◆ **EXERCISE DIRECTIONS**: Output the material beneath exactly, leaving nothing out.

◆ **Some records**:
------------------------------------------------------------

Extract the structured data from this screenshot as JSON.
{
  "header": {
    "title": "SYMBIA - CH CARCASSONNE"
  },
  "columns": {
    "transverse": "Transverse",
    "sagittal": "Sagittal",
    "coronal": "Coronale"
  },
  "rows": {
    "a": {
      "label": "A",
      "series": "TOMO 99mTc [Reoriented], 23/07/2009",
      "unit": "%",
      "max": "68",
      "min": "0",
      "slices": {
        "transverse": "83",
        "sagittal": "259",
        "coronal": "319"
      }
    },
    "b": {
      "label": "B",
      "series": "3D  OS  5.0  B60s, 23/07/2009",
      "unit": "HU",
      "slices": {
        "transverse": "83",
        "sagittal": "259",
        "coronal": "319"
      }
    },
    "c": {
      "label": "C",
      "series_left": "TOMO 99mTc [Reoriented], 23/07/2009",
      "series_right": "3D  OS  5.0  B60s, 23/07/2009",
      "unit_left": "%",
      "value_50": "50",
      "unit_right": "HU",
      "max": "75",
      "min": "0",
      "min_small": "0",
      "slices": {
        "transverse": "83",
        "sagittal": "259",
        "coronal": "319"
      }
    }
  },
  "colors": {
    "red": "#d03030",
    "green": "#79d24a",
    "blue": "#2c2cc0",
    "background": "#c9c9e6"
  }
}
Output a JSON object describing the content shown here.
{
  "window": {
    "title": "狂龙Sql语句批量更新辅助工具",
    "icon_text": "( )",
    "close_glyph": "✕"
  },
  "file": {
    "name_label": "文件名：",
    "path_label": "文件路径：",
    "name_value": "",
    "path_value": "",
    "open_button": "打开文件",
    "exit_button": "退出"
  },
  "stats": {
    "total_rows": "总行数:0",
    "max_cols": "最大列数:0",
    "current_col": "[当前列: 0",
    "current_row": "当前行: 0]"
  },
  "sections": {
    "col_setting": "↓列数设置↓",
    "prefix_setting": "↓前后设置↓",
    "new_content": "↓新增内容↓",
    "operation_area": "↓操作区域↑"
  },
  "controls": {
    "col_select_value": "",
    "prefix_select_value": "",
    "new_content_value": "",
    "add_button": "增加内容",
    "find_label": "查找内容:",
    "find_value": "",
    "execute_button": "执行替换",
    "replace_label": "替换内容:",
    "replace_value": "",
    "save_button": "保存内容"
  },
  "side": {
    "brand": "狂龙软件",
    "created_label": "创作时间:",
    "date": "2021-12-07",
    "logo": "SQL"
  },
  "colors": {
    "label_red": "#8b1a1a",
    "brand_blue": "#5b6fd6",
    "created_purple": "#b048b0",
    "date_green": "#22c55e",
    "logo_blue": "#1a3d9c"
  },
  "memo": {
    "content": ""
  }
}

------------------------------------------------------------

◆ **RESULT FOR THIS TASK**:
Extract the structured data from this screenshot as JSON.
{
  "header": {
    "title": "SYMBIA - CH CARCASSONNE"
  },
  "columns": {
    "transverse": "Transverse",
    "sagittal": "Sagittal",
    "coronal": "Coronale"
  },
  "rows": {
    "a": {
      "label": "A",
      "series": "TOMO 99mTc [Reoriented], 23/07/2009",
      "unit": "%",
      "max": "68",
      "min": "0",
      "slices": {
        "transverse": "83",
        "sagittal": "259",
        "coronal": "319"
      }
    },
    "b": {
      "label": "B",
      "series": "3D  OS  5.0  B60s, 23/07/2009",
      "unit": "HU",
      "slices": {
        "transverse": "83",
        "sagittal": "259",
        "coronal": "319"
      }
    },
    "c": {
      "label": "C",
      "series_left": "TOMO 99mTc [Reoriented], 23/07/2009",
      "series_right": "3D  OS  5.0  B60s, 23/07/2009",
      "unit_left": "%",
      "value_50": "50",
      "unit_right": "HU",
      "max": "75",
      "min": "0",
      "min_small": "0",
      "slices": {
        "transverse": "83",
        "sagittal": "259",
        "coronal": "319"
      }
    }
  },
  "colors": {
    "red": "#d03030",
    "green": "#79d24a",
    "blue": "#2c2cc0",
    "background": "#c9c9e6"
  }
}
Output a JSON object describing the content shown here.
{
  "window": {
    "title": "狂龙Sql语句批量更新辅助工具",
    "icon_text": "( )",
    "close_glyph": "✕"
  },
  "file": {
    "name_label": "文件名：",
    "path_label": "文件路径：",
    "name_value": "",
    "path_value": "",
    "open_button": "打开文件",
    "exit_button": "退出"
  },
  "stats": {
    "total_rows": "总行数:0",
    "max_cols": "最大列数:0",
    "current_col": "[当前列: 0",
    "current_row": "当前行: 0]"
  },
  "sections": {
    "col_setting": "↓列数设置↓",
    "prefix_setting": "↓前后设置↓",
    "new_content": "↓新增内容↓",
    "operation_area": "↓操作区域↑"
  },
  "controls": {
    "col_select_value": "",
    "prefix_select_value": "",
    "new_content_value": "",
    "add_button": "增加内容",
    "find_label": "查找内容:",
    "find_value": "",
    "execute_button": "执行替换",
    "replace_label": "替换内容:",
    "replace_value": "",
    "save_button": "保存内容"
  },
  "side": {
    "brand": "狂龙软件",
    "created_label": "创作时间:",
    "date": "2021-12-07",
    "logo": "SQL"
  },
  "colors": {
    "label_red": "#8b1a1a",
    "brand_blue": "#5b6fd6",
    "created_purple": "#b048b0",
    "date_green": "#22c55e",
    "logo_blue": "#1a3d9c"
  },
  "memo": {
    "content": ""
  }
}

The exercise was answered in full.